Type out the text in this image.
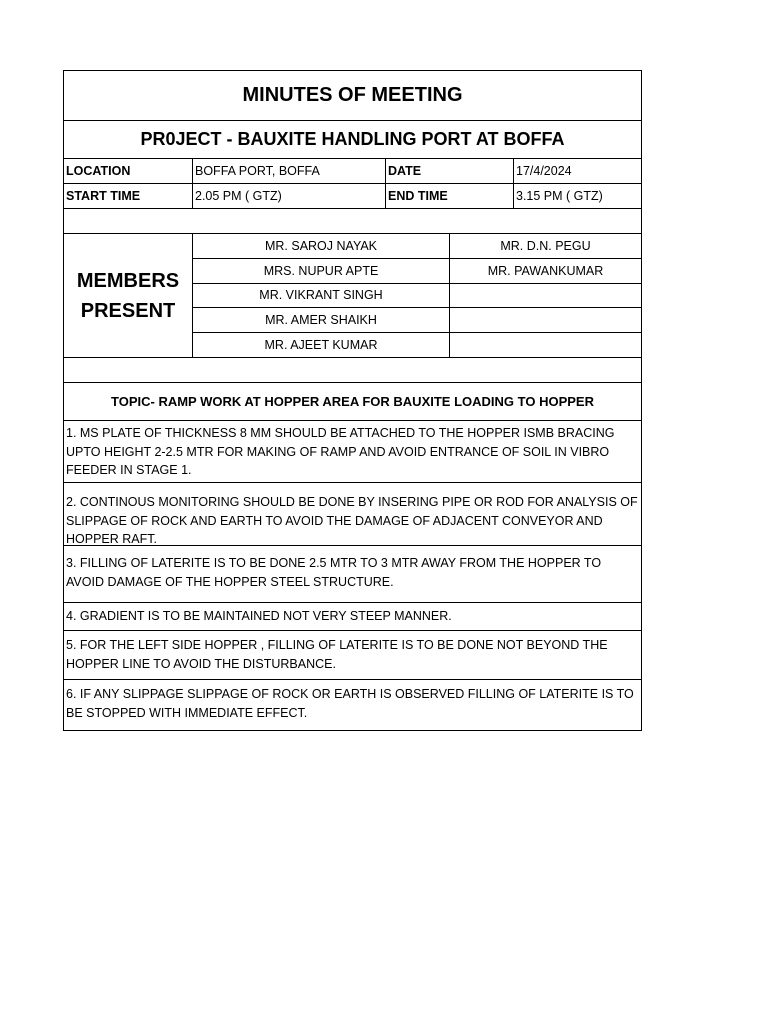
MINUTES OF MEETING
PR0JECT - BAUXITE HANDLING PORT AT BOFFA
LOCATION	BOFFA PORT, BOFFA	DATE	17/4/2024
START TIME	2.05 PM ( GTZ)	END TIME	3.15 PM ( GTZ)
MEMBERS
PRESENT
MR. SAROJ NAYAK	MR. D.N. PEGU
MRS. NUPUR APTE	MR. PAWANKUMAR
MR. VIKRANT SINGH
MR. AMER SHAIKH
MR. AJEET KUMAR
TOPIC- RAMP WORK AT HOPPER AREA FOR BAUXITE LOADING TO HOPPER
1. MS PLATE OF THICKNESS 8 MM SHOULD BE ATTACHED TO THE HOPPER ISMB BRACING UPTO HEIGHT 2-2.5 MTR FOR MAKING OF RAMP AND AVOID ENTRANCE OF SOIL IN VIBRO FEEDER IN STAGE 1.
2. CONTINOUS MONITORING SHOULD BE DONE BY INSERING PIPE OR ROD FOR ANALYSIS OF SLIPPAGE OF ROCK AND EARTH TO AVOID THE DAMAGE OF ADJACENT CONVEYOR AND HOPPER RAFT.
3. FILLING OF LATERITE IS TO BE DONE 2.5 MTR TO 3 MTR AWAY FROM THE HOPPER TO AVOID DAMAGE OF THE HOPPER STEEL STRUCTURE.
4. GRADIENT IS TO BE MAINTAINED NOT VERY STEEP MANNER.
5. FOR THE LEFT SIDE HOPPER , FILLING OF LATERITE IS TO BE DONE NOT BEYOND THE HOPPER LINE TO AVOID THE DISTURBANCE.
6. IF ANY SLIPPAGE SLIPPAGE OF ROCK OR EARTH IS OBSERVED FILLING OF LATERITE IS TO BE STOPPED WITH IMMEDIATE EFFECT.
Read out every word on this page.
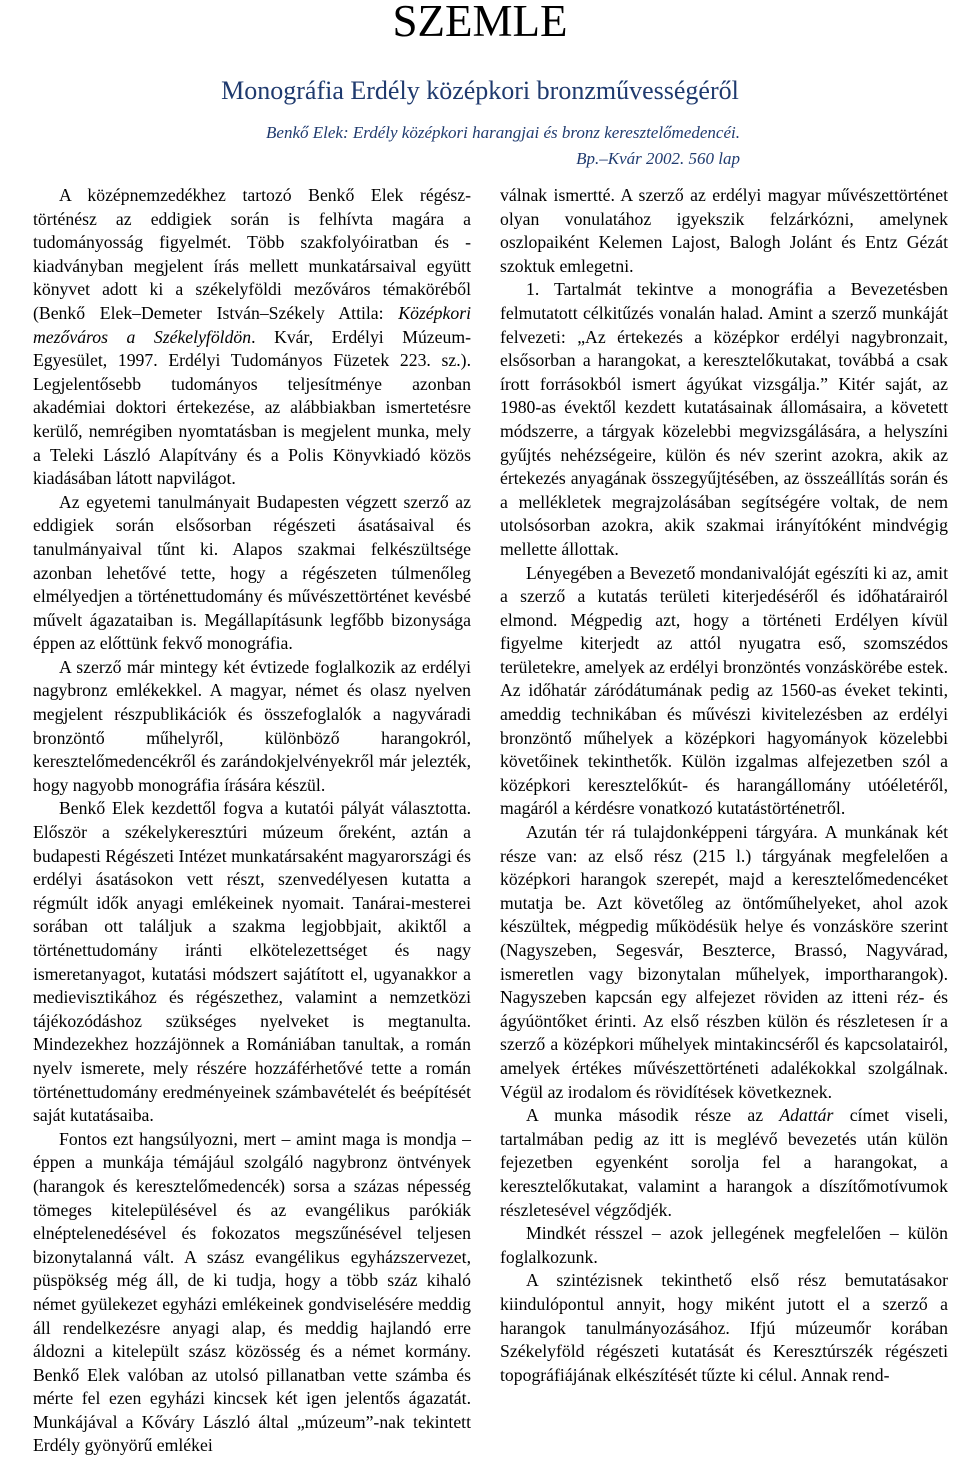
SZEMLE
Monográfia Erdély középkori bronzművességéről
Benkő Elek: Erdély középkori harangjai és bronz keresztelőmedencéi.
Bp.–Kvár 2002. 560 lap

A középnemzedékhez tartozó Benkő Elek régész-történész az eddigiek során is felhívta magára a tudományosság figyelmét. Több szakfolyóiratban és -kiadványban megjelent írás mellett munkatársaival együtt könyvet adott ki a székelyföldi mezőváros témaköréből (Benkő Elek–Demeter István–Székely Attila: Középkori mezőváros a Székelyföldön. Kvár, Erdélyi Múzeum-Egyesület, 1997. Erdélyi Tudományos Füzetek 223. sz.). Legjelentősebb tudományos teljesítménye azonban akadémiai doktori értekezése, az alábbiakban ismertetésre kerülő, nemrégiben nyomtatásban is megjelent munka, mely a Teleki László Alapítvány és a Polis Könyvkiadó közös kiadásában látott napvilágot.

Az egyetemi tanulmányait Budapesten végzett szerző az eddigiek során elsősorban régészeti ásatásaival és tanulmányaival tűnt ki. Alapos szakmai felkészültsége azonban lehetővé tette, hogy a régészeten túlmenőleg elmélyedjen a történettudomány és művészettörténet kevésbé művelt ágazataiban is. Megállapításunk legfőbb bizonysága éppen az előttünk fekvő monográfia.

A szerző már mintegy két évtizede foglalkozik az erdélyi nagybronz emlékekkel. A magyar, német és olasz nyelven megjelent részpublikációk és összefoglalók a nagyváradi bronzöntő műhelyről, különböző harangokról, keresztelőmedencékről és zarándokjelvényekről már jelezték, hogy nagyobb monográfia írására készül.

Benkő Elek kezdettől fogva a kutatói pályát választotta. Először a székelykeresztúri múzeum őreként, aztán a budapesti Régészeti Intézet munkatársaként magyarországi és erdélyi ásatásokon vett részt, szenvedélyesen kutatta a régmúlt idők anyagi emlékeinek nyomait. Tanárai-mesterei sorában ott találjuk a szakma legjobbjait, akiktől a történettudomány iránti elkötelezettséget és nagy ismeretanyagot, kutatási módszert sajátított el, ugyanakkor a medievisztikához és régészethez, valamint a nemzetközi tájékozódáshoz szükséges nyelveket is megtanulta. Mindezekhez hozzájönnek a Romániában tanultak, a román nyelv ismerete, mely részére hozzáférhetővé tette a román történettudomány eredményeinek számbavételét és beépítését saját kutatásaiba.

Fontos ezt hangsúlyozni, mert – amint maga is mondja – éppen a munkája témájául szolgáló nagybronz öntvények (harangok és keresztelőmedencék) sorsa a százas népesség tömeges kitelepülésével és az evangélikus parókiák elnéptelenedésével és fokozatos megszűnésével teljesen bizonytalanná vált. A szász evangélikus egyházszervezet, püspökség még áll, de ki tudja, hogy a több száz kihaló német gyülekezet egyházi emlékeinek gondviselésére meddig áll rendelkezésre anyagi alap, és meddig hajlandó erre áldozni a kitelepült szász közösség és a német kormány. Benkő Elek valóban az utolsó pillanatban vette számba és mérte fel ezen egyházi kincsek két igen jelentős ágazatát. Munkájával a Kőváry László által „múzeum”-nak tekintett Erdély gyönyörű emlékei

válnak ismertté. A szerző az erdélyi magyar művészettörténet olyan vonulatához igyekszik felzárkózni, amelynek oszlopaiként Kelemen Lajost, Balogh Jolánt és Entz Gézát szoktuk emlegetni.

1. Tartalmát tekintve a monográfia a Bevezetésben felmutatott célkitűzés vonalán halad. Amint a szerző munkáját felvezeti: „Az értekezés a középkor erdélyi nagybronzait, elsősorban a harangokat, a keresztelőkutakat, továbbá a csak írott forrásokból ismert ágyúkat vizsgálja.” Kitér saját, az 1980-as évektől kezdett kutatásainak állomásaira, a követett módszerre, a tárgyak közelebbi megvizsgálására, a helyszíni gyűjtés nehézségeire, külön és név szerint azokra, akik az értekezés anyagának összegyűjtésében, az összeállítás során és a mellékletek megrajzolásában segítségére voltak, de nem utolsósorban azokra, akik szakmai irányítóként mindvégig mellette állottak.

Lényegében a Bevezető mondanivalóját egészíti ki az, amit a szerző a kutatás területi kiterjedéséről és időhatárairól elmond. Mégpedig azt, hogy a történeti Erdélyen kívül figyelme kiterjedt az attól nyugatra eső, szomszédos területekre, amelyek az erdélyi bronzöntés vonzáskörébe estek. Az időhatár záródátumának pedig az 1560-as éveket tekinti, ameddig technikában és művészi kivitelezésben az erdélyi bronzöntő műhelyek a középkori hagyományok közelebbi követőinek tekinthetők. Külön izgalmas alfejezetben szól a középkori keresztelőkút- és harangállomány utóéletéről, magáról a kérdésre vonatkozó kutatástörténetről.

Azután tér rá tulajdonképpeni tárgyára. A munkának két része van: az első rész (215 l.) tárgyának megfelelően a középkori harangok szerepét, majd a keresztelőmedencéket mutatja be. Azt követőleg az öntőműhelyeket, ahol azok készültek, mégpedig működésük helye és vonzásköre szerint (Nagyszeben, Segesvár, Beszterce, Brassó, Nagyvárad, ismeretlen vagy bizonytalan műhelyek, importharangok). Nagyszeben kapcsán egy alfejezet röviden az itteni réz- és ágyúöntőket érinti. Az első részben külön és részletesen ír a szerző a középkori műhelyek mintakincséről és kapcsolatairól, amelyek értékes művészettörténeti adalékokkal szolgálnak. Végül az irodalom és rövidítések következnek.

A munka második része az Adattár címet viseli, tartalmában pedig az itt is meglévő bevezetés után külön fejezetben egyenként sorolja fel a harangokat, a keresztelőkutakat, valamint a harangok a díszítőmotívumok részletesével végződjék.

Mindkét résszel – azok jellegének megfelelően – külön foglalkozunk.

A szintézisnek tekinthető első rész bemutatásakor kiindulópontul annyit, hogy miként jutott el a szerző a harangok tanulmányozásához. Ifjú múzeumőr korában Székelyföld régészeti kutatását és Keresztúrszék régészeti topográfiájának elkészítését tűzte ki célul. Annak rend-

Problem requirements |
Find the string "RAMP" in the records, then copy each line where it occurs.

Response to this exercise |
TOPIC- RAMP WORK AT HOPPER AREA FOR BAUXITE LOADING TO HOPPER
1. MS PLATE OF THICKNESS 8 MM SHOULD BE ATTACHED TO THE HOPPER ISMB BRACING UPTO HEIGHT 2-2.5 MTR FOR MAKING OF RAMP AND AVOID ENTRANCE OF SOIL IN VIBRO FEEDER IN STAGE 1.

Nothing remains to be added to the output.